Na democracia, a liberdade de opinião não pode ser restringida

Na democracia, a liberdade de opinião não pode ser restringida 1000 563 Instituto Palavra Aberta

Toda a história da liberdade de expressão mostra que o grande perigo reside na subjetividade e no caráter difuso dos critérios de supressão do direito de fala, além da censura prévia. A análise é de Fernando Schüler, cientista político e professor do Insper. “São os dois males que, infelizmente, voltamos a ter no Brasil”, diz. “Penso que jamais se deveria restringir a liberdade de opinião em uma democracia, bem como jamais punir alguém em nome da verdade ou inverdade”, destaca ele entrevista ao site do Palavra Aberta.

Há retrocesso na liberdade de expressão no Brasil e no Mundo? Por quê?

• • •

Tarefa 1 »
No trecho, que ocupações são atribuídas a Fernando Schüler?
Tarefa 2 »
Copie sem alterações, dos registros, as linhas que vão da que contém "email-input-placeholder: Your e-mail" até a que contém "show-more-link[interactable]: Show more", incluindo ambas.
Os registros não guardam relação alguma com o trecho.

• • •

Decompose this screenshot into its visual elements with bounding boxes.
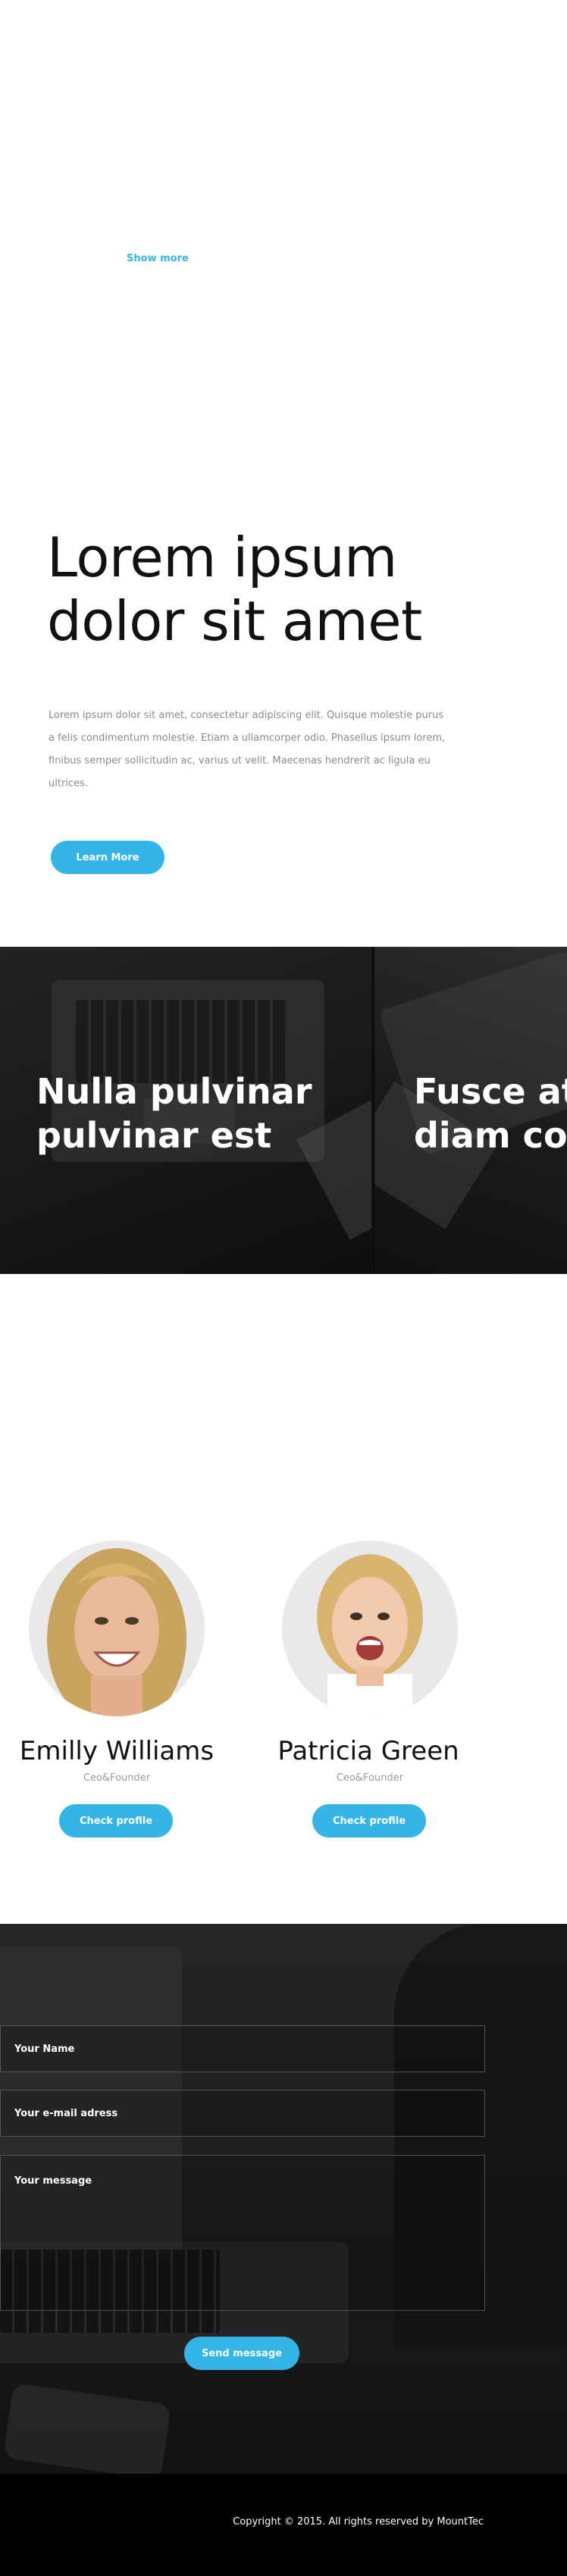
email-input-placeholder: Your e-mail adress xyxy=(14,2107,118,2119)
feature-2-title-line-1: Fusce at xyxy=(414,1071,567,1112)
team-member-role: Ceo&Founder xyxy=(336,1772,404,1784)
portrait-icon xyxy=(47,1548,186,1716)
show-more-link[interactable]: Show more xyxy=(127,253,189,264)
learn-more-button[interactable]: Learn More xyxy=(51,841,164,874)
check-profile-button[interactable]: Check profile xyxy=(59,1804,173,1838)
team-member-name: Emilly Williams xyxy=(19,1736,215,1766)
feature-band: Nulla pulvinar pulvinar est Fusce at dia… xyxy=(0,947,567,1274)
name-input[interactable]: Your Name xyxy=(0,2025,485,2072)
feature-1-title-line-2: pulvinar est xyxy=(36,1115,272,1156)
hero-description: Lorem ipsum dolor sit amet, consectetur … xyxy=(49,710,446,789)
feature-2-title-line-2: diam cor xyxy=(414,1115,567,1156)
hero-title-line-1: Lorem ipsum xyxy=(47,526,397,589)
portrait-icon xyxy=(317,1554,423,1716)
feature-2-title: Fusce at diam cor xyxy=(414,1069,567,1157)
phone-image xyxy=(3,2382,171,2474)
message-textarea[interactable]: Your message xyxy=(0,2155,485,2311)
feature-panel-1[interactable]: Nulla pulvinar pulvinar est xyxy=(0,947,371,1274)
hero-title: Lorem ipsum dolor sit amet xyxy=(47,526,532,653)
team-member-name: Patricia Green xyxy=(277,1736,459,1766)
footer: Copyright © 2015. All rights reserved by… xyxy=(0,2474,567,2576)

• • •

Resolução 1 »
Cientista político e professor do Insper.

Resolução 2 »
email-input-placeholder: Your e-mail adress xyxy=(14,2107,118,2119)
feature-2-title-line-1: Fusce at xyxy=(414,1071,567,1112)
team-member-role: Ceo&Founder xyxy=(336,1772,404,1784)
portrait-icon xyxy=(47,1548,186,1716)
show-more-link[interactable]: Show more xyxy=(127,253,189,264)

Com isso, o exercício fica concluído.